Entries taken from a collection

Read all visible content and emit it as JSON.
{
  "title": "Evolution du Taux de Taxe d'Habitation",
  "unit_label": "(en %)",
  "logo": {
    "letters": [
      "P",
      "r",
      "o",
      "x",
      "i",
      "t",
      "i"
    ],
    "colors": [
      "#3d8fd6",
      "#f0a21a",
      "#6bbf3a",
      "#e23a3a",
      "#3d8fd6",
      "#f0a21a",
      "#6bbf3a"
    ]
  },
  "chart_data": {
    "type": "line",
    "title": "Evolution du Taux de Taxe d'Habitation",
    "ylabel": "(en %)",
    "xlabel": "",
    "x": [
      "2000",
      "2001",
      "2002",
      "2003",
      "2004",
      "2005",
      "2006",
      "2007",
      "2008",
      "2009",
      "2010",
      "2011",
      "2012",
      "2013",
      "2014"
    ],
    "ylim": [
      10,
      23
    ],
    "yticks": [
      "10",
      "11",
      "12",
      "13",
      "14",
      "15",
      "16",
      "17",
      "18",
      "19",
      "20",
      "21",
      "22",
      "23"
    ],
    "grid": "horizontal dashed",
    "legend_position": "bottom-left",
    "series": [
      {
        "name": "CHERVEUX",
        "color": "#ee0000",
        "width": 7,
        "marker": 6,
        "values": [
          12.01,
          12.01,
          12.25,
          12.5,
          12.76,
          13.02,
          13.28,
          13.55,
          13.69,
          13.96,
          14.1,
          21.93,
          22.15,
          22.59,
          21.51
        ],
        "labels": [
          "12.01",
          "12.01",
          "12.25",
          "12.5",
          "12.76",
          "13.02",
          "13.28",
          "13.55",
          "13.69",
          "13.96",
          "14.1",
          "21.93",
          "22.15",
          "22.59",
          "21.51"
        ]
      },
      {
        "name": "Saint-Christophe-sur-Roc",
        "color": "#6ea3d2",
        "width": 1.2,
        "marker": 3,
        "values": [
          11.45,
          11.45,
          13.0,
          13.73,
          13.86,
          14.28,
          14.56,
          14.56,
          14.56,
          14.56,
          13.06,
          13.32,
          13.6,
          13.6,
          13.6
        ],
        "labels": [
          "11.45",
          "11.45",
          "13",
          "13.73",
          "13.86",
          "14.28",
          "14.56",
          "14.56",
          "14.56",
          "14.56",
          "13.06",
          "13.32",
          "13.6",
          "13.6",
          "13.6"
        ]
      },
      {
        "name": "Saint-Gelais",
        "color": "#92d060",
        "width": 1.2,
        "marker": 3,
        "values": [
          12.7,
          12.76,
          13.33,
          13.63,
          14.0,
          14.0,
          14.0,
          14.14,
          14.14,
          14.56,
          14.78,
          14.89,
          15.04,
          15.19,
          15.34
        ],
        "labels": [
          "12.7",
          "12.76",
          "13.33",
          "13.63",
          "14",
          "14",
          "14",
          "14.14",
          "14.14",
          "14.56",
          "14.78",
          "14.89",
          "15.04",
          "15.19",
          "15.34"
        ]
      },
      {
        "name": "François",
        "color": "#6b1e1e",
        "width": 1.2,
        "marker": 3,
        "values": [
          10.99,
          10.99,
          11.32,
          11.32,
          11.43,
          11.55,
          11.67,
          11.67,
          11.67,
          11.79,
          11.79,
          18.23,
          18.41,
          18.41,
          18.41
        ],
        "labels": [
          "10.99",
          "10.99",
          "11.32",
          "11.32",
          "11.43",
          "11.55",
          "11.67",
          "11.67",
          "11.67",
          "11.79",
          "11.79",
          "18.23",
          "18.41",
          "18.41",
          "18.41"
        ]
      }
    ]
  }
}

Exercise: Each line must be given again exactly as written above.

Finished task:
Read all visible content and emit it as JSON.
{
  "title": "Evolution du Taux de Taxe d'Habitation",
  "unit_label": "(en %)",
  "logo": {
    "letters": [
      "P",
      "r",
      "o",
      "x",
      "i",
      "t",
      "i"
    ],
    "colors": [
      "#3d8fd6",
      "#f0a21a",
      "#6bbf3a",
      "#e23a3a",
      "#3d8fd6",
      "#f0a21a",
      "#6bbf3a"
    ]
  },
  "chart_data": {
    "type": "line",
    "title": "Evolution du Taux de Taxe d'Habitation",
    "ylabel": "(en %)",
    "xlabel": "",
    "x": [
      "2000",
      "2001",
      "2002",
      "2003",
      "2004",
      "2005",
      "2006",
      "2007",
      "2008",
      "2009",
      "2010",
      "2011",
      "2012",
      "2013",
      "2014"
    ],
    "ylim": [
      10,
      23
    ],
    "yticks": [
      "10",
      "11",
      "12",
      "13",
      "14",
      "15",
      "16",
      "17",
      "18",
      "19",
      "20",
      "21",
      "22",
      "23"
    ],
    "grid": "horizontal dashed",
    "legend_position": "bottom-left",
    "series": [
      {
        "name": "CHERVEUX",
        "color": "#ee0000",
        "width": 7,
        "marker": 6,
        "values": [
          12.01,
          12.01,
          12.25,
          12.5,
          12.76,
          13.02,
          13.28,
          13.55,
          13.69,
          13.96,
          14.1,
          21.93,
          22.15,
          22.59,
          21.51
        ],
        "labels": [
          "12.01",
          "12.01",
          "12.25",
          "12.5",
          "12.76",
          "13.02",
          "13.28",
          "13.55",
          "13.69",
          "13.96",
          "14.1",
          "21.93",
          "22.15",
          "22.59",
          "21.51"
        ]
      },
      {
        "name": "Saint-Christophe-sur-Roc",
        "color": "#6ea3d2",
        "width": 1.2,
        "marker": 3,
        "values": [
          11.45,
          11.45,
          13.0,
          13.73,
          13.86,
          14.28,
          14.56,
          14.56,
          14.56,
          14.56,
          13.06,
          13.32,
          13.6,
          13.6,
          13.6
        ],
        "labels": [
          "11.45",
          "11.45",
          "13",
          "13.73",
          "13.86",
          "14.28",
          "14.56",
          "14.56",
          "14.56",
          "14.56",
          "13.06",
          "13.32",
          "13.6",
          "13.6",
          "13.6"
        ]
      },
      {
        "name": "Saint-Gelais",
        "color": "#92d060",
        "width": 1.2,
        "marker": 3,
        "values": [
          12.7,
          12.76,
          13.33,
          13.63,
          14.0,
          14.0,
          14.0,
          14.14,
          14.14,
          14.56,
          14.78,
          14.89,
          15.04,
          15.19,
          15.34
        ],
        "labels": [
          "12.7",
          "12.76",
          "13.33",
          "13.63",
          "14",
          "14",
          "14",
          "14.14",
          "14.14",
          "14.56",
          "14.78",
          "14.89",
          "15.04",
          "15.19",
          "15.34"
        ]
      },
      {
        "name": "François",
        "color": "#6b1e1e",
        "width": 1.2,
        "marker": 3,
        "values": [
          10.99,
          10.99,
          11.32,
          11.32,
          11.43,
          11.55,
          11.67,
          11.67,
          11.67,
          11.79,
          11.79,
          18.23,
          18.41,
          18.41,
          18.41
        ],
        "labels": [
          "10.99",
          "10.99",
          "11.32",
          "11.32",
          "11.43",
          "11.55",
          "11.67",
          "11.67",
          "11.67",
          "11.79",
          "11.79",
          "18.23",
          "18.41",
          "18.41",
          "18.41"
        ]
      }
    ]
  }
}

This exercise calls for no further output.